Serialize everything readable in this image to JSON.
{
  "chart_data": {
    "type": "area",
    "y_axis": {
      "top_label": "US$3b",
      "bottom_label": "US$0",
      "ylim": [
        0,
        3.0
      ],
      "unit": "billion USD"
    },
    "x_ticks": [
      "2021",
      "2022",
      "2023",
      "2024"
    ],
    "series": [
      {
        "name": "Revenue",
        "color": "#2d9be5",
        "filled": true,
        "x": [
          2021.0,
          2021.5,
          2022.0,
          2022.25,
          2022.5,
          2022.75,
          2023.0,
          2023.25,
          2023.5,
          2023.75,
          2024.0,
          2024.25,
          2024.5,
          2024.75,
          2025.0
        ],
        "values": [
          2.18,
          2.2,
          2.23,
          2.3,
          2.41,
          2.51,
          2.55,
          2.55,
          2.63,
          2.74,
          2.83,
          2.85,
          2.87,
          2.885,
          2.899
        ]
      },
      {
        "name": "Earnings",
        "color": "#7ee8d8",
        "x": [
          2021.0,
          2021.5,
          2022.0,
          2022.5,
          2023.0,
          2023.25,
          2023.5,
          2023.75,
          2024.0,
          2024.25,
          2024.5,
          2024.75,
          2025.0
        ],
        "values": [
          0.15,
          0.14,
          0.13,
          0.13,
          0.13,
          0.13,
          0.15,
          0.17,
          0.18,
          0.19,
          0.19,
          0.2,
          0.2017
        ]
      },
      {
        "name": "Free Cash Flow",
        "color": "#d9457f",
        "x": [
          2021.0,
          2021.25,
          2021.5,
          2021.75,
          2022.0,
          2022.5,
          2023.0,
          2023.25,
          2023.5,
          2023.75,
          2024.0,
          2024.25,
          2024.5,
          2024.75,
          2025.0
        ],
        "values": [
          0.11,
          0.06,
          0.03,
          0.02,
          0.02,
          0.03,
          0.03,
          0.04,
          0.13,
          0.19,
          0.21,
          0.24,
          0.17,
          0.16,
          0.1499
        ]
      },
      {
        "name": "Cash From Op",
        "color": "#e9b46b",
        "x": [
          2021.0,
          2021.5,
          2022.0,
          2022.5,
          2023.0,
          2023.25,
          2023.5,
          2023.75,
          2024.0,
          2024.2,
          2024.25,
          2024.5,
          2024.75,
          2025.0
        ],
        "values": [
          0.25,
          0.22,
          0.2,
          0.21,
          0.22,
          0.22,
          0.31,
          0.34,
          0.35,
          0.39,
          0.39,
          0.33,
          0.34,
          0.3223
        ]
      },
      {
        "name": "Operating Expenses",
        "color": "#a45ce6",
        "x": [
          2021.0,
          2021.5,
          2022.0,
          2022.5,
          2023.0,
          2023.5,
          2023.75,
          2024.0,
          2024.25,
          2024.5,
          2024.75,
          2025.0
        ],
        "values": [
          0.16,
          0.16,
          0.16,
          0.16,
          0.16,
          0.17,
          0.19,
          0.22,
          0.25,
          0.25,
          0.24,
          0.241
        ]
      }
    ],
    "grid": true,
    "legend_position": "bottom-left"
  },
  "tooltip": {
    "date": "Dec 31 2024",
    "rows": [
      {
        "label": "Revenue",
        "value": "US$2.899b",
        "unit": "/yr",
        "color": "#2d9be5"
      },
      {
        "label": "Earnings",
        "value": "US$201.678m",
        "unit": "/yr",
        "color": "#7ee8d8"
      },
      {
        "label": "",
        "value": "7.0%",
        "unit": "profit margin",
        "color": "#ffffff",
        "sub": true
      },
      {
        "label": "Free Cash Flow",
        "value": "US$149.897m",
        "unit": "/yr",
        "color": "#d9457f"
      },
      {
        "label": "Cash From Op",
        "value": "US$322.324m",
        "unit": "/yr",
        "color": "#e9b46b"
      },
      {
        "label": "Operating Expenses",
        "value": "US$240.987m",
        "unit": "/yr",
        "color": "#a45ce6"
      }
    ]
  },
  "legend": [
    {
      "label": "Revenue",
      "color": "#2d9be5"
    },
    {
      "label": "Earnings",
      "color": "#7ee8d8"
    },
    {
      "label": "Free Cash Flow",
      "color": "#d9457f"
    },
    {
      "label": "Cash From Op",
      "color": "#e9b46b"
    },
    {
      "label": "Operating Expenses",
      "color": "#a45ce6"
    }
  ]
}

◇ ◇ ◇ ◇

Transcribe each record exactly. Leave nothing out.

Serialize everything readable in this image to JSON.
{
  "chart_data": {
    "type": "area",
    "y_axis": {
      "top_label": "US$3b",
      "bottom_label": "US$0",
      "ylim": [
        0,
        3.0
      ],
      "unit": "billion USD"
    },
    "x_ticks": [
      "2021",
      "2022",
      "2023",
      "2024"
    ],
    "series": [
      {
        "name": "Revenue",
        "color": "#2d9be5",
        "filled": true,
        "x": [
          2021.0,
          2021.5,
          2022.0,
          2022.25,
          2022.5,
          2022.75,
          2023.0,
          2023.25,
          2023.5,
          2023.75,
          2024.0,
          2024.25,
          2024.5,
          2024.75,
          2025.0
        ],
        "values": [
          2.18,
          2.2,
          2.23,
          2.3,
          2.41,
          2.51,
          2.55,
          2.55,
          2.63,
          2.74,
          2.83,
          2.85,
          2.87,
          2.885,
          2.899
        ]
      },
      {
        "name": "Earnings",
        "color": "#7ee8d8",
        "x": [
          2021.0,
          2021.5,
          2022.0,
          2022.5,
          2023.0,
          2023.25,
          2023.5,
          2023.75,
          2024.0,
          2024.25,
          2024.5,
          2024.75,
          2025.0
        ],
        "values": [
          0.15,
          0.14,
          0.13,
          0.13,
          0.13,
          0.13,
          0.15,
          0.17,
          0.18,
          0.19,
          0.19,
          0.2,
          0.2017
        ]
      },
      {
        "name": "Free Cash Flow",
        "color": "#d9457f",
        "x": [
          2021.0,
          2021.25,
          2021.5,
          2021.75,
          2022.0,
          2022.5,
          2023.0,
          2023.25,
          2023.5,
          2023.75,
          2024.0,
          2024.25,
          2024.5,
          2024.75,
          2025.0
        ],
        "values": [
          0.11,
          0.06,
          0.03,
          0.02,
          0.02,
          0.03,
          0.03,
          0.04,
          0.13,
          0.19,
          0.21,
          0.24,
          0.17,
          0.16,
          0.1499
        ]
      },
      {
        "name": "Cash From Op",
        "color": "#e9b46b",
        "x": [
          2021.0,
          2021.5,
          2022.0,
          2022.5,
          2023.0,
          2023.25,
          2023.5,
          2023.75,
          2024.0,
          2024.2,
          2024.25,
          2024.5,
          2024.75,
          2025.0
        ],
        "values": [
          0.25,
          0.22,
          0.2,
          0.21,
          0.22,
          0.22,
          0.31,
          0.34,
          0.35,
          0.39,
          0.39,
          0.33,
          0.34,
          0.3223
        ]
      },
      {
        "name": "Operating Expenses",
        "color": "#a45ce6",
        "x": [
          2021.0,
          2021.5,
          2022.0,
          2022.5,
          2023.0,
          2023.5,
          2023.75,
          2024.0,
          2024.25,
          2024.5,
          2024.75,
          2025.0
        ],
        "values": [
          0.16,
          0.16,
          0.16,
          0.16,
          0.16,
          0.17,
          0.19,
          0.22,
          0.25,
          0.25,
          0.24,
          0.241
        ]
      }
    ],
    "grid": true,
    "legend_position": "bottom-left"
  },
  "tooltip": {
    "date": "Dec 31 2024",
    "rows": [
      {
        "label": "Revenue",
        "value": "US$2.899b",
        "unit": "/yr",
        "color": "#2d9be5"
      },
      {
        "label": "Earnings",
        "value": "US$201.678m",
        "unit": "/yr",
        "color": "#7ee8d8"
      },
      {
        "label": "",
        "value": "7.0%",
        "unit": "profit margin",
        "color": "#ffffff",
        "sub": true
      },
      {
        "label": "Free Cash Flow",
        "value": "US$149.897m",
        "unit": "/yr",
        "color": "#d9457f"
      },
      {
        "label": "Cash From Op",
        "value": "US$322.324m",
        "unit": "/yr",
        "color": "#e9b46b"
      },
      {
        "label": "Operating Expenses",
        "value": "US$240.987m",
        "unit": "/yr",
        "color": "#a45ce6"
      }
    ]
  },
  "legend": [
    {
      "label": "Revenue",
      "color": "#2d9be5"
    },
    {
      "label": "Earnings",
      "color": "#7ee8d8"
    },
    {
      "label": "Free Cash Flow",
      "color": "#d9457f"
    },
    {
      "label": "Cash From Op",
      "color": "#e9b46b"
    },
    {
      "label": "Operating Expenses",
      "color": "#a45ce6"
    }
  ]
}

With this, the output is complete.